THE TASK: Copy out again, word for word, every line of the listing from its start down through the line holding "x-tick-label: 1999 [292, 510, 321, 525]", including both of those ends.

--- Start SUPPLIED MATERIAL ---

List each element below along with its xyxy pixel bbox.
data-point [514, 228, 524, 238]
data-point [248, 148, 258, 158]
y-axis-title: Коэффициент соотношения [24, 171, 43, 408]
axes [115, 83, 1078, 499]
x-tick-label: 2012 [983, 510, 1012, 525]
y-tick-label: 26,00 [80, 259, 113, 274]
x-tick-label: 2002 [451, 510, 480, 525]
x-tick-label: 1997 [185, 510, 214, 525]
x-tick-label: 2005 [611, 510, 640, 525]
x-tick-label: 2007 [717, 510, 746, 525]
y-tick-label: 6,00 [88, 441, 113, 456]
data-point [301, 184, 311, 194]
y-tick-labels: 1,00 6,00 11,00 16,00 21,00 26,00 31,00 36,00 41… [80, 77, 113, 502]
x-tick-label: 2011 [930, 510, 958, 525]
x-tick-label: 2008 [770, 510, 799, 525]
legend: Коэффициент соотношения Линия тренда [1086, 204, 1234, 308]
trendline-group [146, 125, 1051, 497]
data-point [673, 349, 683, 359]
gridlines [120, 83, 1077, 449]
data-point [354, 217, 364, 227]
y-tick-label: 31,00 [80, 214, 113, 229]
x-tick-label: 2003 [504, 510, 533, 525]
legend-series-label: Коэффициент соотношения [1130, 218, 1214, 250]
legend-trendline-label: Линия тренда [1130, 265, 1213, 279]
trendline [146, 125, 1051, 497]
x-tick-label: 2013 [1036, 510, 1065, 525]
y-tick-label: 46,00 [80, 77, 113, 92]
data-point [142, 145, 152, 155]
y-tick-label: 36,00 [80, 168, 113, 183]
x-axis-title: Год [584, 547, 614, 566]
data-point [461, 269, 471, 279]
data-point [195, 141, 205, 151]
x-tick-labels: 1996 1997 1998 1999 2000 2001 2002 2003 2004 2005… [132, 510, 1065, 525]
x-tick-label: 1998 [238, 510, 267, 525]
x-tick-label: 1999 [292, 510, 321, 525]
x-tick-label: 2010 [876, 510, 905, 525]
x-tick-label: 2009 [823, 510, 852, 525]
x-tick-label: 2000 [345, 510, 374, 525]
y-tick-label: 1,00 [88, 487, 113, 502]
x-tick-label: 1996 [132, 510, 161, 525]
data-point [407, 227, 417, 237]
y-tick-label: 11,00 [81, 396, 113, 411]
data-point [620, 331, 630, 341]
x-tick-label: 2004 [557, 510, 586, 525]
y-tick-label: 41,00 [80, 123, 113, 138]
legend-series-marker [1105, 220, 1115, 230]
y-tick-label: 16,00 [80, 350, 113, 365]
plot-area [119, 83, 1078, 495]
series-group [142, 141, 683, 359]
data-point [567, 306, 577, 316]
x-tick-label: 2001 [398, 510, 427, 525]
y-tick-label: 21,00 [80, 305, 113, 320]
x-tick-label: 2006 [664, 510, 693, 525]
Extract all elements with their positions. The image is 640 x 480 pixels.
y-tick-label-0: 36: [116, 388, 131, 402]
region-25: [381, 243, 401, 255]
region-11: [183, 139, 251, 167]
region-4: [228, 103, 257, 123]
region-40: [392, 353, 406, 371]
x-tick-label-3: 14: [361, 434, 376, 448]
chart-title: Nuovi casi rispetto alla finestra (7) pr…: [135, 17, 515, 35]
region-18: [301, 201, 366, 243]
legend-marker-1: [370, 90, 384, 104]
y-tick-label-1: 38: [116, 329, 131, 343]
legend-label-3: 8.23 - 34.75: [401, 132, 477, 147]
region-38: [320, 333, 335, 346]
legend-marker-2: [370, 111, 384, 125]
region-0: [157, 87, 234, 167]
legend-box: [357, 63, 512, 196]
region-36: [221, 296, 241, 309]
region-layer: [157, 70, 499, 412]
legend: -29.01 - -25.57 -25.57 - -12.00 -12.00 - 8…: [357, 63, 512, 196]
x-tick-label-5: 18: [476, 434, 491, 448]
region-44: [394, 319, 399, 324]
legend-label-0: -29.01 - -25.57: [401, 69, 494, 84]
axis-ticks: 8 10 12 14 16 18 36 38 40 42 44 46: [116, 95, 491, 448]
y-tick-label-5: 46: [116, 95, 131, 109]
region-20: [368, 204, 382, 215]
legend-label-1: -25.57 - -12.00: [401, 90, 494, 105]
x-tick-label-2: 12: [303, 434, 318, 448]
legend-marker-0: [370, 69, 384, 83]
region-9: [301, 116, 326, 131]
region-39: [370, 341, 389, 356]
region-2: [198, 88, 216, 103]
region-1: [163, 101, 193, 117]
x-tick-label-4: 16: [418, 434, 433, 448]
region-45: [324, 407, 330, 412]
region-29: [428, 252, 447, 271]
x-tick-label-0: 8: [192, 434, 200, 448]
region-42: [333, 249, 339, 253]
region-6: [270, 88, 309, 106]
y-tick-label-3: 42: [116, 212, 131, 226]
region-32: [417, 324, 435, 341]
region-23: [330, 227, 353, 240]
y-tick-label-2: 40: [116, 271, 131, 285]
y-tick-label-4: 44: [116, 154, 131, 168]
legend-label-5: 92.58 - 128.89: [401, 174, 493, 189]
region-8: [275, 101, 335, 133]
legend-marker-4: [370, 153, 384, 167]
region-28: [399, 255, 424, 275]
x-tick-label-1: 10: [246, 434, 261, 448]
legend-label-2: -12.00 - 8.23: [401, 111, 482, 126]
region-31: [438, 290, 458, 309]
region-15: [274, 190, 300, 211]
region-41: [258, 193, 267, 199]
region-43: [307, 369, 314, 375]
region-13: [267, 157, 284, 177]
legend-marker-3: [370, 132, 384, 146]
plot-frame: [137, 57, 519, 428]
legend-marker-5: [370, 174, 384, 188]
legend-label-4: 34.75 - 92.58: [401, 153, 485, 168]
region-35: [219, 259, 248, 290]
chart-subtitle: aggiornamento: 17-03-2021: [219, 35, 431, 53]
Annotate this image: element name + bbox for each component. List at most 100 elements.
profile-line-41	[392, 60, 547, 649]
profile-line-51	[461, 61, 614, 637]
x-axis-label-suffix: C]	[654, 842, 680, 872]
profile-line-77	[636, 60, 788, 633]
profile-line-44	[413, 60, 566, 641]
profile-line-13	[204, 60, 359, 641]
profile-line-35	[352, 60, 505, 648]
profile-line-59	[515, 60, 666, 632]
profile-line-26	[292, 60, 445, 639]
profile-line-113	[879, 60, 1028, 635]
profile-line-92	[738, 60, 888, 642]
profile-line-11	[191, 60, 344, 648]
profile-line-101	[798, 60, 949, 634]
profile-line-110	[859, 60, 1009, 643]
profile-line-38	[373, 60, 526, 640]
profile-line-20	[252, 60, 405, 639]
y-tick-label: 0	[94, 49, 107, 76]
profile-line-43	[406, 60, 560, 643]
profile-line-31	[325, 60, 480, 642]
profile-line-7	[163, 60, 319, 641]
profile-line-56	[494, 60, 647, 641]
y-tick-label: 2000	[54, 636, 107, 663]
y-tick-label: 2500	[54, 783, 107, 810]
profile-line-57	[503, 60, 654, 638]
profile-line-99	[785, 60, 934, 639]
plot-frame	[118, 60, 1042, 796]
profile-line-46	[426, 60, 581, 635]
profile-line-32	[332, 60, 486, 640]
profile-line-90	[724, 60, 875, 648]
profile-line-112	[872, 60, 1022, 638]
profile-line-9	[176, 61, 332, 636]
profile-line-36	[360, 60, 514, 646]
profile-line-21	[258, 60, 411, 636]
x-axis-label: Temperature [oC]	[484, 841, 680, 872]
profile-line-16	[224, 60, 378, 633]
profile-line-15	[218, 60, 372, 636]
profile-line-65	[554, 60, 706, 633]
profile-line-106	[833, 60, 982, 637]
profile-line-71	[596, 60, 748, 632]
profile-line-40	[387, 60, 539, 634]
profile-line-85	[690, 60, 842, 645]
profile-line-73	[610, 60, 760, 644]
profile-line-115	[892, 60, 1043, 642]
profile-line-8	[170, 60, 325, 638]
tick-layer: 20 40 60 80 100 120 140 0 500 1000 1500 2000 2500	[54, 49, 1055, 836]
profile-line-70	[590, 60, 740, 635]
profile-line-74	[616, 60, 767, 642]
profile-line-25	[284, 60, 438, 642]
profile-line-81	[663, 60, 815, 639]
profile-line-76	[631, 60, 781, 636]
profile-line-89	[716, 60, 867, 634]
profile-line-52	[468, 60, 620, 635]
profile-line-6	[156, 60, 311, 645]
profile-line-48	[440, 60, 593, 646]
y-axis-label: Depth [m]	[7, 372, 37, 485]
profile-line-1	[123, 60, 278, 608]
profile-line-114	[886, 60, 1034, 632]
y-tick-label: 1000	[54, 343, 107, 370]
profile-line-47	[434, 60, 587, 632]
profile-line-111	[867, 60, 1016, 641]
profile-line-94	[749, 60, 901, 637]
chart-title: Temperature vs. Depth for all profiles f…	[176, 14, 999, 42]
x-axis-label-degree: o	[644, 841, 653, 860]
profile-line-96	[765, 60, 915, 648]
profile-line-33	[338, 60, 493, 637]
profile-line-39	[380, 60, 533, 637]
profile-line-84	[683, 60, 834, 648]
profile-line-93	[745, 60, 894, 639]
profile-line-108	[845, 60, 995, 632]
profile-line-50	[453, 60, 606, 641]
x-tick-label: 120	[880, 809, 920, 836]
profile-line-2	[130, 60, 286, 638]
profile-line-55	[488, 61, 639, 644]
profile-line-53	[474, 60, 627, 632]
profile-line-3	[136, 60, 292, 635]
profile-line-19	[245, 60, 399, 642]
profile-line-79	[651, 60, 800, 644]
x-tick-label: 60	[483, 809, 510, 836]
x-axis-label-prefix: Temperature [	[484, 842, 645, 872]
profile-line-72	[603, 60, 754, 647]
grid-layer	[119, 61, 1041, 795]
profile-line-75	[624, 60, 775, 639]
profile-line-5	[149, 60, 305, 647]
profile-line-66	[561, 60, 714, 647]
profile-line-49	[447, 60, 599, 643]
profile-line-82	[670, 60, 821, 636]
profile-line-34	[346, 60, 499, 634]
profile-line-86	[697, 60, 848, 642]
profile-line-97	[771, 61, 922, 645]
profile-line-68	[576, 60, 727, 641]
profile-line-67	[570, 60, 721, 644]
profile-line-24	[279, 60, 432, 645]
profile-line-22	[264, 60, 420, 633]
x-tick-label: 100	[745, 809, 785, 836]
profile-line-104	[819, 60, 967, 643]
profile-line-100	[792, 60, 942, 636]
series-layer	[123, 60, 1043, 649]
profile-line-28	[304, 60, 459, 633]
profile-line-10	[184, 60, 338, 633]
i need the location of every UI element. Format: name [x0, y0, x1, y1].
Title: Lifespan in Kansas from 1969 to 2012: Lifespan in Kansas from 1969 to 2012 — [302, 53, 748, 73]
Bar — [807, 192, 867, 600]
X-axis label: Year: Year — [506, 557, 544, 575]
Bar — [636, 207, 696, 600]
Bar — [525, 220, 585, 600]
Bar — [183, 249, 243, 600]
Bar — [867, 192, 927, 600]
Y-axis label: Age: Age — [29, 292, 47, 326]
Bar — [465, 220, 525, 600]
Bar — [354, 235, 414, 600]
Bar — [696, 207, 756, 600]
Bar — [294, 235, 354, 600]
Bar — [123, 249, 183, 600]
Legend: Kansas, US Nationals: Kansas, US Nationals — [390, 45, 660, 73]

--- End SUPPLIED MATERIAL ---

SOLUTION TO THE PROBLEM:
List each element below along with its xyxy pixel bbox.
data-point [514, 228, 524, 238]
data-point [248, 148, 258, 158]
y-axis-title: Коэффициент соотношения [24, 171, 43, 408]
axes [115, 83, 1078, 499]
x-tick-label: 2012 [983, 510, 1012, 525]
y-tick-label: 26,00 [80, 259, 113, 274]
x-tick-label: 2002 [451, 510, 480, 525]
x-tick-label: 1997 [185, 510, 214, 525]
x-tick-label: 2005 [611, 510, 640, 525]
x-tick-label: 2007 [717, 510, 746, 525]
y-tick-label: 6,00 [88, 441, 113, 456]
data-point [301, 184, 311, 194]
y-tick-labels: 1,00 6,00 11,00 16,00 21,00 26,00 31,00 36,00 41… [80, 77, 113, 502]
x-tick-label: 2011 [930, 510, 958, 525]
x-tick-label: 2008 [770, 510, 799, 525]
legend: Коэффициент соотношения Линия тренда [1086, 204, 1234, 308]
trendline-group [146, 125, 1051, 497]
data-point [673, 349, 683, 359]
gridlines [120, 83, 1077, 449]
data-point [354, 217, 364, 227]
y-tick-label: 31,00 [80, 214, 113, 229]
x-tick-label: 2003 [504, 510, 533, 525]
legend-series-label: Коэффициент соотношения [1130, 218, 1214, 250]
legend-trendline-label: Линия тренда [1130, 265, 1213, 279]
trendline [146, 125, 1051, 497]
x-tick-label: 2013 [1036, 510, 1065, 525]
y-tick-label: 46,00 [80, 77, 113, 92]
data-point [142, 145, 152, 155]
y-tick-label: 36,00 [80, 168, 113, 183]
x-axis-title: Год [584, 547, 614, 566]
data-point [461, 269, 471, 279]
data-point [195, 141, 205, 151]
x-tick-labels: 1996 1997 1998 1999 2000 2001 2002 2003 2004 2005… [132, 510, 1065, 525]
x-tick-label: 1998 [238, 510, 267, 525]
x-tick-label: 1999 [292, 510, 321, 525]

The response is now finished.